══ Given data ══

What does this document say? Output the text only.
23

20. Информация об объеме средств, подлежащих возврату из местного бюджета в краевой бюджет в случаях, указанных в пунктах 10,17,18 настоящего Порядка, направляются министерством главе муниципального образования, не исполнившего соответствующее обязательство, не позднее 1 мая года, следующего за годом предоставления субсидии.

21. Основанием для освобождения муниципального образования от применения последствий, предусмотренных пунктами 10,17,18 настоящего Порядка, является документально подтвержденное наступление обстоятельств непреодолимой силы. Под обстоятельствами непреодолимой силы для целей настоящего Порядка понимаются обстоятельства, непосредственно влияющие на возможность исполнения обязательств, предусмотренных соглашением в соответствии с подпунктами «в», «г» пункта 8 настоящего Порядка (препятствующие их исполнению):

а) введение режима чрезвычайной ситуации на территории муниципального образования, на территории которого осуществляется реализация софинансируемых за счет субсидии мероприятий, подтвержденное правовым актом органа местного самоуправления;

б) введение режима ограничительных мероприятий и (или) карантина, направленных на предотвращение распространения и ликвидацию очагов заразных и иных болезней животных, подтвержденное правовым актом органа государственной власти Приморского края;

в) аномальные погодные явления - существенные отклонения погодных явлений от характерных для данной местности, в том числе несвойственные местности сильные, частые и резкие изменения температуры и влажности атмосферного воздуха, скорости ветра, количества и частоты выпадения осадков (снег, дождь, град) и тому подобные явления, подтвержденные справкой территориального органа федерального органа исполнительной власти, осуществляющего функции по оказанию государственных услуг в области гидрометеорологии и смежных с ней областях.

═══

Your task is to list each line of the records with the word "субсидии".

Result for this exercise ::
20. Информация об объеме средств, подлежащих возврату из местного бюджета в краевой бюджет в случаях, указанных в пунктах 10,17,18 настоящего Порядка, направляются министерством главе муниципального образования, не исполнившего соответствующее обязательство, не позднее 1 мая года, следующего за годом предоставления субсидии.
а) введение режима чрезвычайной ситуации на территории муниципального образования, на территории которого осуществляется реализация софинансируемых за счет субсидии мероприятий, подтвержденное правовым актом органа местного самоуправления;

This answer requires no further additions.